:: MATERIAL FOR THE TASK ::

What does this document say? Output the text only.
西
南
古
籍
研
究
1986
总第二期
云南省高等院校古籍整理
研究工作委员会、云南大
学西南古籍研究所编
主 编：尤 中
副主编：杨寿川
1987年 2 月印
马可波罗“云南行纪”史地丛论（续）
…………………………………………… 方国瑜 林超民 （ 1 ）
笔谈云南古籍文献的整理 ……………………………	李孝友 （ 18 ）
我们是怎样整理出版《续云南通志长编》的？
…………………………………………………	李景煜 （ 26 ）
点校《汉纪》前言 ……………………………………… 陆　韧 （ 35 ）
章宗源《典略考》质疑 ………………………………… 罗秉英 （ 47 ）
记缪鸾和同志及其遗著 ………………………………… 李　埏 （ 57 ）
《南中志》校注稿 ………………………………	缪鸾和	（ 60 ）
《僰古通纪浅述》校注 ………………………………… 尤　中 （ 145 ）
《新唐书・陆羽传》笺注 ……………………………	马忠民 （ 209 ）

:::

WHAT YOU SHOULD DO
Copy out each record from above, exactly.

SOLUTION TO THIS TASK
What does this document say? Output the text only.
西
南
古
籍
研
究
1986
总第二期
云南省高等院校古籍整理
研究工作委员会、云南大
学西南古籍研究所编
主 编：尤 中
副主编：杨寿川
1987年 2 月印
马可波罗“云南行纪”史地丛论（续）
…………………………………………… 方国瑜 林超民 （ 1 ）
笔谈云南古籍文献的整理 ……………………………	李孝友 （ 18 ）
我们是怎样整理出版《续云南通志长编》的？
…………………………………………………	李景煜 （ 26 ）
点校《汉纪》前言 ……………………………………… 陆　韧 （ 35 ）
章宗源《典略考》质疑 ………………………………… 罗秉英 （ 47 ）
记缪鸾和同志及其遗著 ………………………………… 李　埏 （ 57 ）
《南中志》校注稿 ………………………………	缪鸾和	（ 60 ）
《僰古通纪浅述》校注 ………………………………… 尤　中 （ 145 ）
《新唐书・陆羽传》笺注 ……………………………	马忠民 （ 209 ）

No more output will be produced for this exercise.